Begin at the line containing "Transcribe the text in this document." and copy exactly through the last line of the listing, skipping every picture.

━━━━━ ENTRIES PROVIDED

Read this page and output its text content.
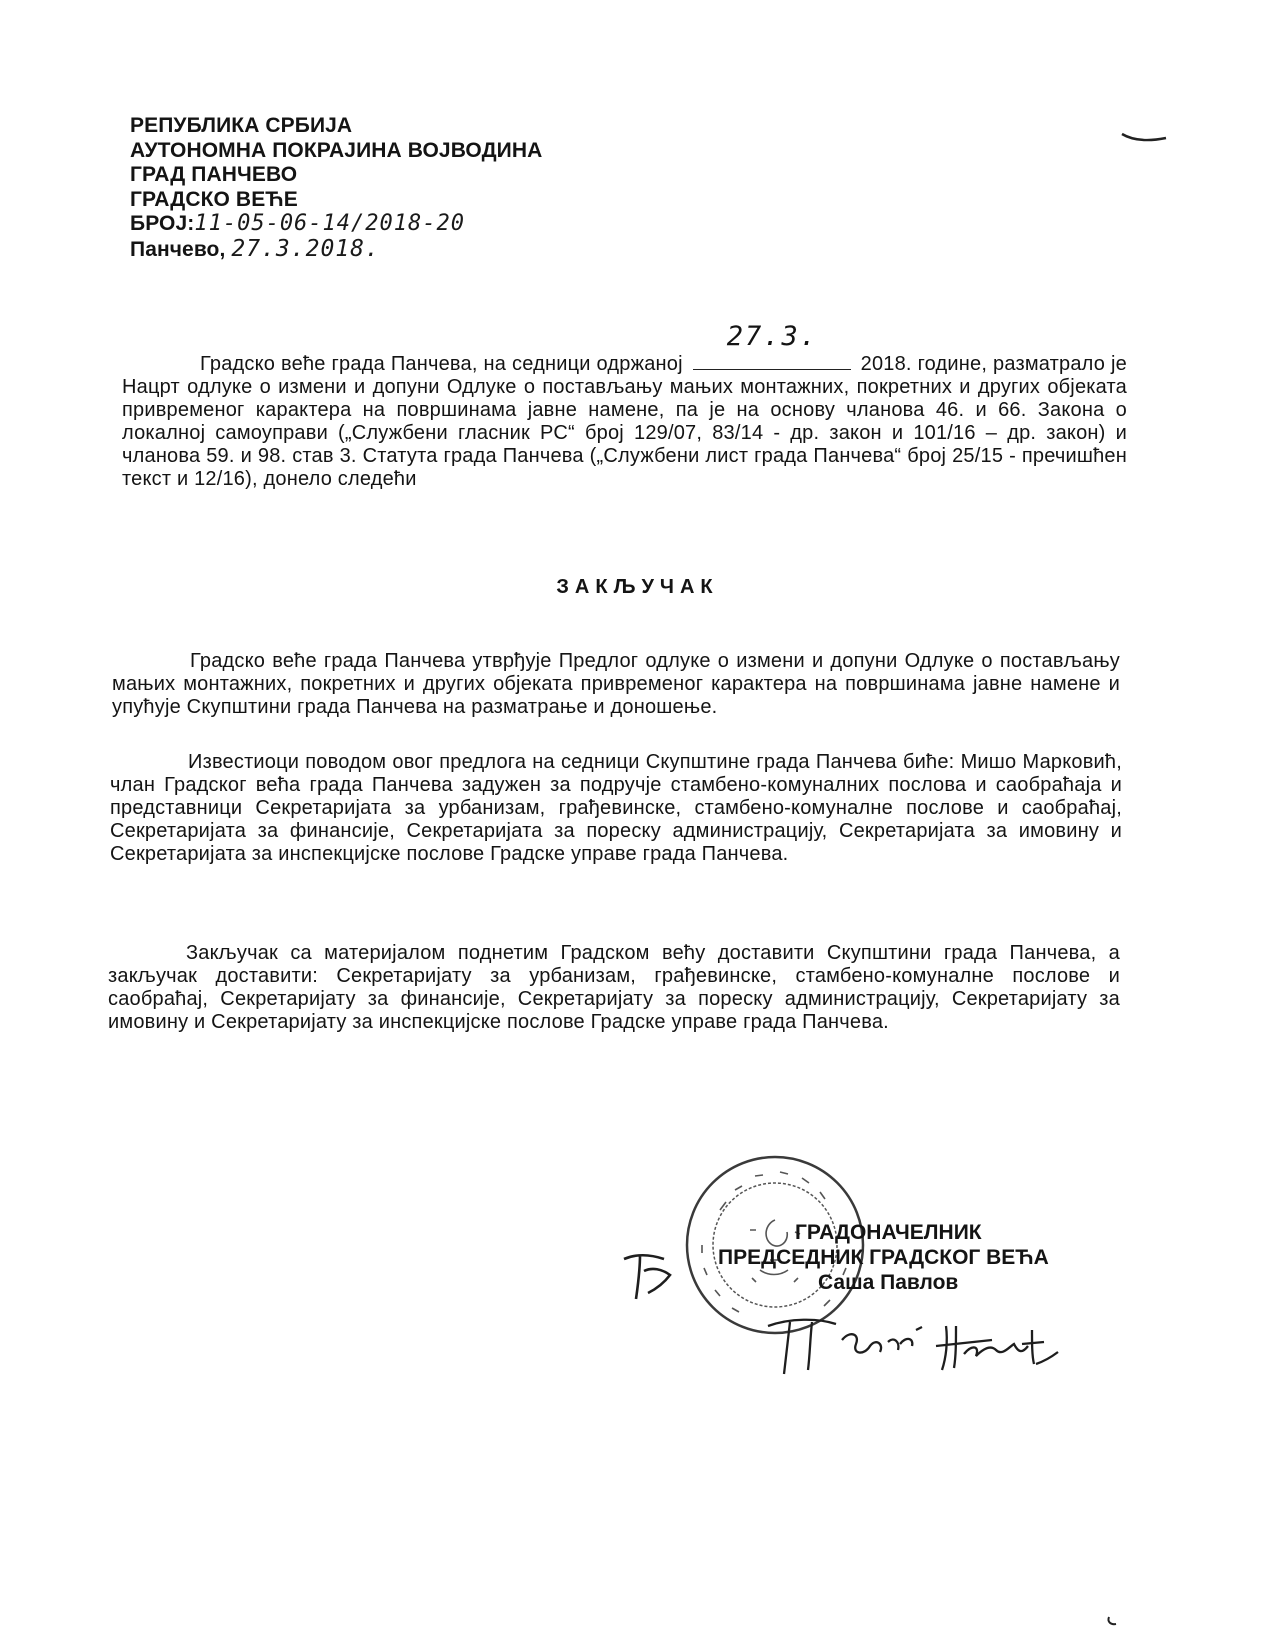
РЕПУБЛИКА СРБИЈА
АУТОНОМНА ПОКРАЈИНА ВОЈВОДИНА
ГРАД ПАНЧЕВО
ГРАДСКО ВЕЋЕ
БРОЈ:11-05-06-14/2018-20
Панчево, 27.3.2018.
Градско веће града Панчева, на седници одржаној
27.3.
2018. године, разматрало је Нацрт одлуке о измени и допуни Одлуке о постављању мањих монтажних, покретних и других објеката привременог карактера на површинама јавне намене, па је на основу чланова 46. и 66. Закона о локалној самоуправи („Службени гласник РС“ број 129/07, 83/14 - др. закон и 101/16 – др. закон) и чланова 59. и 98. став 3. Статута града Панчева („Службени лист града Панчева“ број 25/15 - пречишћен текст и 12/16), донело следећи
ЗАКЉУЧАК
Градско веће града Панчева утврђује Предлог одлуке о измени и допуни Одлуке о постављању мањих монтажних, покретних и других објеката привременог карактера на површинама јавне намене и упућује Скупштини града Панчева на разматрање и доношење.
Известиоци поводом овог предлога на седници Скупштине града Панчева биће: Мишо Марковић, члан Градског већа града Панчева задужен за подручје стамбено-комуналних послова и саобраћаја и представници Секретаријата за урбанизам, грађевинске, стамбено-комуналне послове и саобраћај, Секретаријата за финансије, Секретаријата за пореску администрацију, Секретаријата за имовину и Секретаријата за инспекцијске послове Градске управе града Панчева.
Закључак са материјалом поднетим Градском већу доставити Скупштини града Панчева, а закључак доставити: Секретаријату за урбанизам, грађевинске, стамбено-комуналне послове и саобраћај, Секретаријату за финансије, Секретаријату за пореску администрацију, Секретаријату за имовину и Секретаријату за инспекцијске послове Градске управе града Панчева.
ГРАДОНАЧЕЛНИК
ПРЕДСЕДНИК ГРАДСКОГ ВЕЋА
Саша Павлов
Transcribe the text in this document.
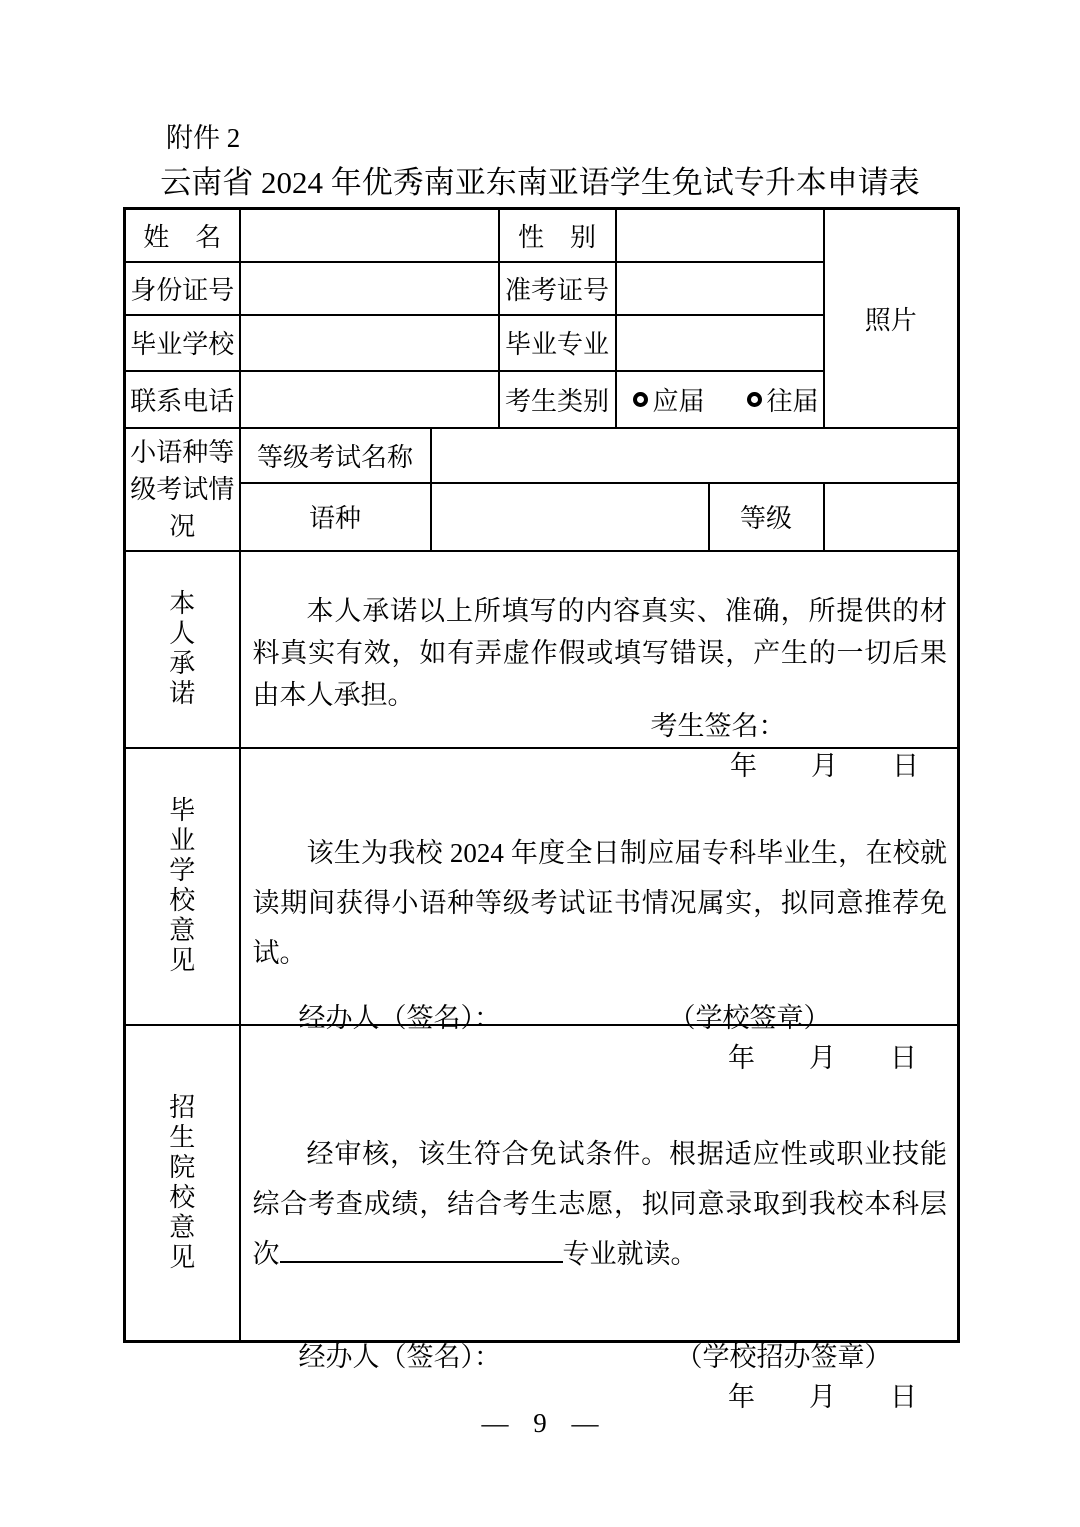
附件 2
云南省 2024 年优秀南亚东南亚语学生免试专升本申请表
姓　名			性　别			照片
身份证号			准考证号			
毕业学校			毕业专业			
联系电话			考生类别	应届 往届		

小语种等级考试情况	等级考试名称					
	语种				等级	

本人承诺	本人承诺以上所填写的内容真实、准确，所提供的材料真实有效，如有弄虚作假或填写错误，产生的一切后果由本人承担。

考生签名：
年　　月　　日					

毕业学校意见	该生为我校 2024 年度全日制应届专科毕业生，在校就读期间获得小语种等级考试证书情况属实，拟同意推荐免试。

经办人（签名）： （学校签章）
年　　月　　日					

招生院校意见	经审核，该生符合免试条件。根据适应性或职业技能综合考查成绩，结合考生志愿，拟同意录取到我校本科层次 专业就读。

经办人（签名）： （学校招办签章）
年　　月　　日					
— 9 —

━━━━━━━━━━

(SOLUTION FOR THIS PROBLEM)
Transcribe the text in this document.
附件 2
云南省 2024 年优秀南亚东南亚语学生免试专升本申请表
姓　名			性　别			照片
身份证号			准考证号			
毕业学校			毕业专业			
联系电话			考生类别	应届 往届		

小语种等级考试情况	等级考试名称					
	语种				等级	

本人承诺	本人承诺以上所填写的内容真实、准确，所提供的材料真实有效，如有弄虚作假或填写错误，产生的一切后果由本人承担。

考生签名：
年　　月　　日					

毕业学校意见	该生为我校 2024 年度全日制应届专科毕业生，在校就读期间获得小语种等级考试证书情况属实，拟同意推荐免试。

经办人（签名）： （学校签章）
年　　月　　日					

招生院校意见	经审核，该生符合免试条件。根据适应性或职业技能综合考查成绩，结合考生志愿，拟同意录取到我校本科层次 专业就读。

经办人（签名）： （学校招办签章）
年　　月　　日					
— 9 —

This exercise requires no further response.